TASK TO COMPLETE —
Identify the lines that contain the word "ffffff" and copy each one.

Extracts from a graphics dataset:
_ _ _ _ _ _ _
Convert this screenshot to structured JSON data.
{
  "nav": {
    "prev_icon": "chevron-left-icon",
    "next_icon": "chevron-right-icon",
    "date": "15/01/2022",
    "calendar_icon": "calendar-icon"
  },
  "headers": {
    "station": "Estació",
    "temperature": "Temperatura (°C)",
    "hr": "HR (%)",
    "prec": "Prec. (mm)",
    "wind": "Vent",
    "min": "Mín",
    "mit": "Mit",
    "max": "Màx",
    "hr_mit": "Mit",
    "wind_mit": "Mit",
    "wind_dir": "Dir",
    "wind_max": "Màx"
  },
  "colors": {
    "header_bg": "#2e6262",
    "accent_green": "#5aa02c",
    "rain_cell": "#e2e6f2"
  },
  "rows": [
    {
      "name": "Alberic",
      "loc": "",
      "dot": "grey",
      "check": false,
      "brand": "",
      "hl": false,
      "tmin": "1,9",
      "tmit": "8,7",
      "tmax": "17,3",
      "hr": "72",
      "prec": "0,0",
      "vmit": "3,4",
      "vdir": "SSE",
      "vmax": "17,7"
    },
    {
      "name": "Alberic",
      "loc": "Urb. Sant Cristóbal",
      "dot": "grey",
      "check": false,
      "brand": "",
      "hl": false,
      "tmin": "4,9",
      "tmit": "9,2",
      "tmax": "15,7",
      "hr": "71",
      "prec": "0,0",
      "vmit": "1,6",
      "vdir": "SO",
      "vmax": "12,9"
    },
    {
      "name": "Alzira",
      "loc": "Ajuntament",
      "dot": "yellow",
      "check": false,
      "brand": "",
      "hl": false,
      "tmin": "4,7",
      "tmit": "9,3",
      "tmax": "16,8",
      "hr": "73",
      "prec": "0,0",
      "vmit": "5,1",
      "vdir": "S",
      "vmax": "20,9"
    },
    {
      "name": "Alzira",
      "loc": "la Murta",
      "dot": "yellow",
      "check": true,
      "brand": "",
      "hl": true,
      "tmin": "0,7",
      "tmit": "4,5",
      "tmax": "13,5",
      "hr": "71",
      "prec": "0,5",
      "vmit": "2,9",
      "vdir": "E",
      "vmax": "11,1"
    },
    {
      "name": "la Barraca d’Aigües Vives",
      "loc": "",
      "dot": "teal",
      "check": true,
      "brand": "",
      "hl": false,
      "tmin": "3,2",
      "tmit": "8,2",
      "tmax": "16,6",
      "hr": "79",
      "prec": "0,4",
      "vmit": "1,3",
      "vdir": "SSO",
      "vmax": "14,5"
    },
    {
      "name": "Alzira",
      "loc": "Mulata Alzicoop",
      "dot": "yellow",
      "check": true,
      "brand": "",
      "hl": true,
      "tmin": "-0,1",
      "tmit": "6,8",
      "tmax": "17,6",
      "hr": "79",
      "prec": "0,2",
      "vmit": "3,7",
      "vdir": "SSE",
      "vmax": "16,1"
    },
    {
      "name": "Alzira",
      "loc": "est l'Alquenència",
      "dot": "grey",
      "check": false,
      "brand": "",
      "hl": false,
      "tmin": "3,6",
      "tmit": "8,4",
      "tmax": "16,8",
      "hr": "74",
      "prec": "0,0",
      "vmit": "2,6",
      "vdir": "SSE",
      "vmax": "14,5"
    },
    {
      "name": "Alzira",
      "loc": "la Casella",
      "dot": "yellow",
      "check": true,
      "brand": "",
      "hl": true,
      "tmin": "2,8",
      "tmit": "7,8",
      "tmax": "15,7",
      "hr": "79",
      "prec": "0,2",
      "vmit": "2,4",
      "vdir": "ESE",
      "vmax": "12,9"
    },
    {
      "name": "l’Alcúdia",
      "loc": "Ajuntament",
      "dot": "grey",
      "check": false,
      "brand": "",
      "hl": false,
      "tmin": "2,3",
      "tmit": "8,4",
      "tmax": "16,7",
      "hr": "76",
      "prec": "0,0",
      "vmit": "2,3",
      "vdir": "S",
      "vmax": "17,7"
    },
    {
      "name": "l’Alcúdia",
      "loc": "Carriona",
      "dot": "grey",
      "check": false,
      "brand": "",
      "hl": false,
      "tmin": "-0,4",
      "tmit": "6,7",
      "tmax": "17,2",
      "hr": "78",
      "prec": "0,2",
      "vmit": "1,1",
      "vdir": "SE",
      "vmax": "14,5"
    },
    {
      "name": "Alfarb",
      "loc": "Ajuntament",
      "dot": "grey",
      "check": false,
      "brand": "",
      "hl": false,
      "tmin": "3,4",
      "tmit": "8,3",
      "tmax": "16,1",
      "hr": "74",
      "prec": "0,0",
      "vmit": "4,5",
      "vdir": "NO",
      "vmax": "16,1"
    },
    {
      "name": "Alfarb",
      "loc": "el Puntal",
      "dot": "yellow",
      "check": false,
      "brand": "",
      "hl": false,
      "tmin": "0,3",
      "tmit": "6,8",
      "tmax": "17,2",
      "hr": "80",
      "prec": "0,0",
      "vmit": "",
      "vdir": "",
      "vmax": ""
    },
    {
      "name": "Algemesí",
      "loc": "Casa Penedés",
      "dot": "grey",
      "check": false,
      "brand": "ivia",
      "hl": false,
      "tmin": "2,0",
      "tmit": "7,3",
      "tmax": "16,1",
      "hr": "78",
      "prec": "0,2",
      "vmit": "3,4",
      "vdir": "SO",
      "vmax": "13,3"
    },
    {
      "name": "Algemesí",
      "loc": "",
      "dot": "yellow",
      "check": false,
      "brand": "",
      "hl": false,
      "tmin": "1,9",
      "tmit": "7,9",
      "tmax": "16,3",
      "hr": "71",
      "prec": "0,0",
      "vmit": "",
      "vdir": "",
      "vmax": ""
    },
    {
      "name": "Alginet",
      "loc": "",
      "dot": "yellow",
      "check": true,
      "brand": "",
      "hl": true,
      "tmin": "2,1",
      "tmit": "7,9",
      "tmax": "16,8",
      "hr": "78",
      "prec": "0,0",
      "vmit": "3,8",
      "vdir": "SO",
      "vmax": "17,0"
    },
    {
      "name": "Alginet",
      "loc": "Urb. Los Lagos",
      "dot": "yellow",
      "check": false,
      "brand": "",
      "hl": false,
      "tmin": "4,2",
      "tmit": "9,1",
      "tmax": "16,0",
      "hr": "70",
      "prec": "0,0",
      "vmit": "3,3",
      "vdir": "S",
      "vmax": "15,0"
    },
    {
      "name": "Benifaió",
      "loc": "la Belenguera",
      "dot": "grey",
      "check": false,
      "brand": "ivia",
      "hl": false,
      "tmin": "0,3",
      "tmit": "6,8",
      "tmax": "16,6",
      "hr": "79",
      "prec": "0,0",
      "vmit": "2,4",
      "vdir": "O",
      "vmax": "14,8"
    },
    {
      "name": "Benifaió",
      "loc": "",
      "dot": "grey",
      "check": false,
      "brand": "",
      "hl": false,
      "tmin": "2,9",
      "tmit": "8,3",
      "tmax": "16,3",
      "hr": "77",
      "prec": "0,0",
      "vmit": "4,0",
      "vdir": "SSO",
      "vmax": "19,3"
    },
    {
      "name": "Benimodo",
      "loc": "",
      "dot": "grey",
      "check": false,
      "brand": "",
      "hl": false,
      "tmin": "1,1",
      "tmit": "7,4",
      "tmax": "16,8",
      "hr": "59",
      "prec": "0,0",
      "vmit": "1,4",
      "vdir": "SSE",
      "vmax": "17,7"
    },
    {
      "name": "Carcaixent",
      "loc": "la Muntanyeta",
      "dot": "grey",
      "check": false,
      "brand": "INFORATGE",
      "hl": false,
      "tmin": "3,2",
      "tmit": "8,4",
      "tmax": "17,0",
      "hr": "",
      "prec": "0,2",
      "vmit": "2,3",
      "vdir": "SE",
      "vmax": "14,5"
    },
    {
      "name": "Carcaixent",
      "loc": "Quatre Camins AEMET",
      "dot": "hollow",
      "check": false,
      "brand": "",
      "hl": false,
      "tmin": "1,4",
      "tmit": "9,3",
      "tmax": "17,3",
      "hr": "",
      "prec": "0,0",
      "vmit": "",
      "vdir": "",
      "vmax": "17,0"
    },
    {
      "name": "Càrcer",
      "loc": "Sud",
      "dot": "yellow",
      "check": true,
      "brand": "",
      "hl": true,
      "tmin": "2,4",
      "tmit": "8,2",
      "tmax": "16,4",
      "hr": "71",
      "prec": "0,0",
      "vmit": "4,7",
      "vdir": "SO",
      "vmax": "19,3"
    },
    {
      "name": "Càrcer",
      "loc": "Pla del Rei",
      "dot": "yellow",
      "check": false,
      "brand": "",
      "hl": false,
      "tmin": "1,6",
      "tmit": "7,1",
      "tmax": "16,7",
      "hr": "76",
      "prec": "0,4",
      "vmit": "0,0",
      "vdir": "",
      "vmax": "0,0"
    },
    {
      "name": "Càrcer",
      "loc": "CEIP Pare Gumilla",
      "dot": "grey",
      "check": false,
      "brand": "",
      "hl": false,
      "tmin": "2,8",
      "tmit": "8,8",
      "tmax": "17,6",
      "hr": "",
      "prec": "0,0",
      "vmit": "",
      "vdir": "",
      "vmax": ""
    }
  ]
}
_ _ _ _ _ _ _
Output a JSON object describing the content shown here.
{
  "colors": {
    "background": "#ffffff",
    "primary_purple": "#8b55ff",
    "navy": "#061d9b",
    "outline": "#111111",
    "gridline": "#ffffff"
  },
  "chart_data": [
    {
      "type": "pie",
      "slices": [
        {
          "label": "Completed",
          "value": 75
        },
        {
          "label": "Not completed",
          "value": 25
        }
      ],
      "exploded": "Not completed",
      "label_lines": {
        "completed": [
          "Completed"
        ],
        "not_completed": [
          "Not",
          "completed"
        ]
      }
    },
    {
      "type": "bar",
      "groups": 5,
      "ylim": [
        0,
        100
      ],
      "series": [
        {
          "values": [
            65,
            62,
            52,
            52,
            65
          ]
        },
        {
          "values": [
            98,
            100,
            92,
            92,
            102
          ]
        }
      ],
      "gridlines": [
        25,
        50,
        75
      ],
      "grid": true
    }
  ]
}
_ _ _ _ _ _ _
THE RESULT —
    "background": "#ffffff",
    "gridline": "#ffffff"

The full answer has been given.